### What you should do:
Search the data for the word "color" and copy every line that contains it.

### Data lines:
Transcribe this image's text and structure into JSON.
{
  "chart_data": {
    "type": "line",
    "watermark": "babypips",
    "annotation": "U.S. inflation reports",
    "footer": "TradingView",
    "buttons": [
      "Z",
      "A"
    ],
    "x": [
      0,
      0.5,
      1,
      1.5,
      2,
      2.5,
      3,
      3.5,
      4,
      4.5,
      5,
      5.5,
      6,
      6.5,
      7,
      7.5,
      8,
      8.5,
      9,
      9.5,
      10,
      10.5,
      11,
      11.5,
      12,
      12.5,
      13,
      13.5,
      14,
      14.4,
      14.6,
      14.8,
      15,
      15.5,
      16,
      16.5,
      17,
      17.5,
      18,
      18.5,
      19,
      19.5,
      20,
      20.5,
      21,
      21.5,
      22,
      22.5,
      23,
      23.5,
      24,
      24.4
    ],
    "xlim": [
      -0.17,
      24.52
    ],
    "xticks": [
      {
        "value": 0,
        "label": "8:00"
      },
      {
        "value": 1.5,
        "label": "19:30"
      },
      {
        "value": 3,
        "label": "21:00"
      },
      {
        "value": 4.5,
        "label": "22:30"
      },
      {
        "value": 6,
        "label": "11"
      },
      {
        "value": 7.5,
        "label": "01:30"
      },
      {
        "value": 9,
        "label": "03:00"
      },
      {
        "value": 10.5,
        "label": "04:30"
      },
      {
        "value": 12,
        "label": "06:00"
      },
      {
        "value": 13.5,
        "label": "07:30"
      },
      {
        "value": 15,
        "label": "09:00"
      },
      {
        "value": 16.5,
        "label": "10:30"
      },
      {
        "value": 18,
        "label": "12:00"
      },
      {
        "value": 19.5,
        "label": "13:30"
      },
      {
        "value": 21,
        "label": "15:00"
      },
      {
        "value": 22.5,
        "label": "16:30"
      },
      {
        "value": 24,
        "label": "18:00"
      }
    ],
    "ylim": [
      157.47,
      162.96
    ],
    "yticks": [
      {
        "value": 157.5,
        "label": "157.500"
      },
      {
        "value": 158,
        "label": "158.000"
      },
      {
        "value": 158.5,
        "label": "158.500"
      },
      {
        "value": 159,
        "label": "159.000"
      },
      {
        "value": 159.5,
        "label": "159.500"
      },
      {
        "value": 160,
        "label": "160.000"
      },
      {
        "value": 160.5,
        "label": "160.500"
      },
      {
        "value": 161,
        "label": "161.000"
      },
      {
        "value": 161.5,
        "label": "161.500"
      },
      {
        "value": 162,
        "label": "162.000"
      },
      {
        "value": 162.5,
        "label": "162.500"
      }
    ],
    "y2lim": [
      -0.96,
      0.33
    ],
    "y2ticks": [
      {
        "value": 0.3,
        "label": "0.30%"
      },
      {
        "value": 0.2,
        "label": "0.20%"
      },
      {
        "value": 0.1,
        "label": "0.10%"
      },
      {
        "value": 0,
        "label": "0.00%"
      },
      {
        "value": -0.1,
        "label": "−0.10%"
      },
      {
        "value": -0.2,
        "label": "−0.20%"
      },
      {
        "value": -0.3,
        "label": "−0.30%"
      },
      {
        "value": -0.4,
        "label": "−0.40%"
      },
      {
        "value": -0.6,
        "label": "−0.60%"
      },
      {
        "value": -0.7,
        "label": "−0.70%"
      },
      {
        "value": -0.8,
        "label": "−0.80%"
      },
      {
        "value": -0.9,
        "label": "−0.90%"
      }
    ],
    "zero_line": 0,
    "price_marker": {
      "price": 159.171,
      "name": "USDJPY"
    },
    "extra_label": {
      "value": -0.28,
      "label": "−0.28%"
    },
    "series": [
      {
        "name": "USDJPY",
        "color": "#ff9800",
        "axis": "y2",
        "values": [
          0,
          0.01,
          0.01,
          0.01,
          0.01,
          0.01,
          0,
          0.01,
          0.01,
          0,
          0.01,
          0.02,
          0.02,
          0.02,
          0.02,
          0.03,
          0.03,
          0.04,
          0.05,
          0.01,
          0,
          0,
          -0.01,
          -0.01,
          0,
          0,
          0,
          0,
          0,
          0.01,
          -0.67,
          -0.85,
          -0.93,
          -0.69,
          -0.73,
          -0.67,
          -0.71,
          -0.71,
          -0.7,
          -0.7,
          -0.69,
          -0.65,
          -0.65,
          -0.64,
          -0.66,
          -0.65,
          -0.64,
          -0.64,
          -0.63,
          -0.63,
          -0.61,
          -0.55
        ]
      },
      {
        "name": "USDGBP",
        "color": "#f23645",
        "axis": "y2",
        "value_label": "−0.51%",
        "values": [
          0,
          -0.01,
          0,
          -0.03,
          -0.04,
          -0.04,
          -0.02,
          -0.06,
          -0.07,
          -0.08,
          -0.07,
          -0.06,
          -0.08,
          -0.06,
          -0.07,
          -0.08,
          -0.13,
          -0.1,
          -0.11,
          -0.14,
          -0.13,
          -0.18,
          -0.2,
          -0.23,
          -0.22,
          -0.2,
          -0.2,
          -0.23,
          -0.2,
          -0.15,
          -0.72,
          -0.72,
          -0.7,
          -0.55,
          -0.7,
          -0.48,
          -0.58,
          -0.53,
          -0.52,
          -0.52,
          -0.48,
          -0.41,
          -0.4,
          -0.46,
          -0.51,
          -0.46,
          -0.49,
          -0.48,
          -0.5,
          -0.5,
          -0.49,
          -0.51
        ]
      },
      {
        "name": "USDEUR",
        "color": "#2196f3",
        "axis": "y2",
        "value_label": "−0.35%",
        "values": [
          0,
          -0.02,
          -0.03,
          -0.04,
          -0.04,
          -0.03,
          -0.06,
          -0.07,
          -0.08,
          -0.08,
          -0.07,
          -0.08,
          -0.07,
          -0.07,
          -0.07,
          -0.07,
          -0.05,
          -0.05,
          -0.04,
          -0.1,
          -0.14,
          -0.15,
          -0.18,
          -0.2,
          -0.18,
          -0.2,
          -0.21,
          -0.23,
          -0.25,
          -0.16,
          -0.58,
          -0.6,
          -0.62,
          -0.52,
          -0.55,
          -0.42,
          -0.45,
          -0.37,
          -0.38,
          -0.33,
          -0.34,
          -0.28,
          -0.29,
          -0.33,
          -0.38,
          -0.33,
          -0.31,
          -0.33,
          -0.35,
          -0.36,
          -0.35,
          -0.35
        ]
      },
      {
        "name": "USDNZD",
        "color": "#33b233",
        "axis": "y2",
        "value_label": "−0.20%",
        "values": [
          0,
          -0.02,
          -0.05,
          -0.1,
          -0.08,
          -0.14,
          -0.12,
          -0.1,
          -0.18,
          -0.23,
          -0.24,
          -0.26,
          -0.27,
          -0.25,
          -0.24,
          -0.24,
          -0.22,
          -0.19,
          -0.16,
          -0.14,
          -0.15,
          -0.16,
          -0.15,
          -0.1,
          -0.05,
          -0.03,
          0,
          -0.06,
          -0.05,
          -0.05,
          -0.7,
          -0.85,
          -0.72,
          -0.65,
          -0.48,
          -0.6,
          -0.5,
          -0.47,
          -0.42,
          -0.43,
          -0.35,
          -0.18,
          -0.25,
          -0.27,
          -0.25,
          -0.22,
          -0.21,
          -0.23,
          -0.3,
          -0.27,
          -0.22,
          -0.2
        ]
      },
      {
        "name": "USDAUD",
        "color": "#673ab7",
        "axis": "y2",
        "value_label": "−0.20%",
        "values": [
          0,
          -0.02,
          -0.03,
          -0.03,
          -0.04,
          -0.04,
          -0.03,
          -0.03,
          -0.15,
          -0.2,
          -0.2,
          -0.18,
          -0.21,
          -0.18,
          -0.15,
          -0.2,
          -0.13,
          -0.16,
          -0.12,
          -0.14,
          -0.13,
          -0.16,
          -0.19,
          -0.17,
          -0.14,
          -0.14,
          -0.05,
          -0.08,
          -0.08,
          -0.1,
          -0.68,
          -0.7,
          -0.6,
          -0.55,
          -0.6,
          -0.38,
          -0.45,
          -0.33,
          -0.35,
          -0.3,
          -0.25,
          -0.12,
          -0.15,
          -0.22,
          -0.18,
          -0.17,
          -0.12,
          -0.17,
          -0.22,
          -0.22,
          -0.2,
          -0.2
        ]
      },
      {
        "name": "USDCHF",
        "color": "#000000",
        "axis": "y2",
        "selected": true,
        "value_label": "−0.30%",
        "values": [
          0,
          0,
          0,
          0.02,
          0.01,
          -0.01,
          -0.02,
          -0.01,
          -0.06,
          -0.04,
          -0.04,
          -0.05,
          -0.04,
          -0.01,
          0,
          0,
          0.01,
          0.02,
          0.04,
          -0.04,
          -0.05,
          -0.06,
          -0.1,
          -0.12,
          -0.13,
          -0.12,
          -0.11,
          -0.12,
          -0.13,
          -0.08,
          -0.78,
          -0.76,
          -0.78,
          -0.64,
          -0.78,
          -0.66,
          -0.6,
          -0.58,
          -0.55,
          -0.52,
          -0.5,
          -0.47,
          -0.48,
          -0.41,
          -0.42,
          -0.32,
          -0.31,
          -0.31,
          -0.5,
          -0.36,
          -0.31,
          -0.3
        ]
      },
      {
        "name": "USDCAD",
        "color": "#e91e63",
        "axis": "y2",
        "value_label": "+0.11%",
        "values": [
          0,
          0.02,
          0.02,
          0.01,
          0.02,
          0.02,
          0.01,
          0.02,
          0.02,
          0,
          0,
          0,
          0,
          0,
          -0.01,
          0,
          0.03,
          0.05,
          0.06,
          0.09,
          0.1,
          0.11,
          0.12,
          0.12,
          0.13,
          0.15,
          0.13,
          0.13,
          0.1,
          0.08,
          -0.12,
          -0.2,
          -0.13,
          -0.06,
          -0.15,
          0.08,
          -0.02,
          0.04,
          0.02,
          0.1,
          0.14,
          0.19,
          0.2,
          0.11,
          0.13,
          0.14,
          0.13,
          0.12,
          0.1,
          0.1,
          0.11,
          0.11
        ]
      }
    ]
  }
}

### Solution for this task:
        "color": "#ff9800",
        "color": "#f23645",
        "color": "#2196f3",
        "color": "#33b233",
        "color": "#673ab7",
        "color": "#000000",
        "color": "#e91e63",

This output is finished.